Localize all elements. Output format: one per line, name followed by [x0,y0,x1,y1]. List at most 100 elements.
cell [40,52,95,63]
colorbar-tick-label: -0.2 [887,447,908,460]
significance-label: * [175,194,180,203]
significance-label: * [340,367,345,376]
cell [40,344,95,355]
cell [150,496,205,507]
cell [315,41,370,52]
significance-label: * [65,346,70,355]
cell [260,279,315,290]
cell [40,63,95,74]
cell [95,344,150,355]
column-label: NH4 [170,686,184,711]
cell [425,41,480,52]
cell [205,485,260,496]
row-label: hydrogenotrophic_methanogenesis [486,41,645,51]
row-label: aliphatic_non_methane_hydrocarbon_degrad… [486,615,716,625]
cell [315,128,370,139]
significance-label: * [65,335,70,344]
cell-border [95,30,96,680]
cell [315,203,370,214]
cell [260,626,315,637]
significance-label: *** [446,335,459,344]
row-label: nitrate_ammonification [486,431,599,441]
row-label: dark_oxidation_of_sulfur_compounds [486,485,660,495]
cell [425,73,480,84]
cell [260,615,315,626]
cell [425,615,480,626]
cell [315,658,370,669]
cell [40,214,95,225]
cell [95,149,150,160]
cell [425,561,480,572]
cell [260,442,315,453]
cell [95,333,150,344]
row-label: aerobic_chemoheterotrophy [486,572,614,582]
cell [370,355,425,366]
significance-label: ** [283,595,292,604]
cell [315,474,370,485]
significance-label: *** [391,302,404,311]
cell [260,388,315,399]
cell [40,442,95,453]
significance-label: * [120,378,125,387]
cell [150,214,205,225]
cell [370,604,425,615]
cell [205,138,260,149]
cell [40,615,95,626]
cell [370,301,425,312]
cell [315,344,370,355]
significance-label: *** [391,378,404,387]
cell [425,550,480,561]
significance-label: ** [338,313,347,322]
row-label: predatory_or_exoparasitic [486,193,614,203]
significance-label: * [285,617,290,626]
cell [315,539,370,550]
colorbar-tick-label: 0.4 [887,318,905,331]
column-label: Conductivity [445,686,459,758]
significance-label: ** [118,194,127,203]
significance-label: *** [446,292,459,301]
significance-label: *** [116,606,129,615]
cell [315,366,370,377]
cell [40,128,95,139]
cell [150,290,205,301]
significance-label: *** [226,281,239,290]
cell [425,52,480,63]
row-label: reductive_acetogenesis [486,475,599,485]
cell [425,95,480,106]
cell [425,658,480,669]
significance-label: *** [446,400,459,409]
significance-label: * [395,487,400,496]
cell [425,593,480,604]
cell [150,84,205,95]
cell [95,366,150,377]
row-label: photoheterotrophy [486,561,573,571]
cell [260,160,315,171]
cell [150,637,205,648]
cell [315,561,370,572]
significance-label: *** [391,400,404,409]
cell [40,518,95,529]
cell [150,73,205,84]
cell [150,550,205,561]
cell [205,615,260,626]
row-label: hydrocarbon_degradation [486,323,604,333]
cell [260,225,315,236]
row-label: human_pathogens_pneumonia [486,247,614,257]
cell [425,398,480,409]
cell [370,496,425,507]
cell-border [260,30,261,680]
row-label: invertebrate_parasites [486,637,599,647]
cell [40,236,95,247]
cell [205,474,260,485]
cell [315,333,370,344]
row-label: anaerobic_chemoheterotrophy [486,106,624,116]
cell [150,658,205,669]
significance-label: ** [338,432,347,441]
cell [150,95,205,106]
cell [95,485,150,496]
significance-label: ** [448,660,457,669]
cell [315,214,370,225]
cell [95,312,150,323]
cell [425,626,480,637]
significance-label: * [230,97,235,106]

**EXERCISE DESCRIPTION**
Using the listing above, gather each line that holds the string "colorbar" and copy it.

**EXERCISE ANSWER**
colorbar-tick-label: -0.2 [887,447,908,460]
colorbar-tick-label: 0.4 [887,318,905,331]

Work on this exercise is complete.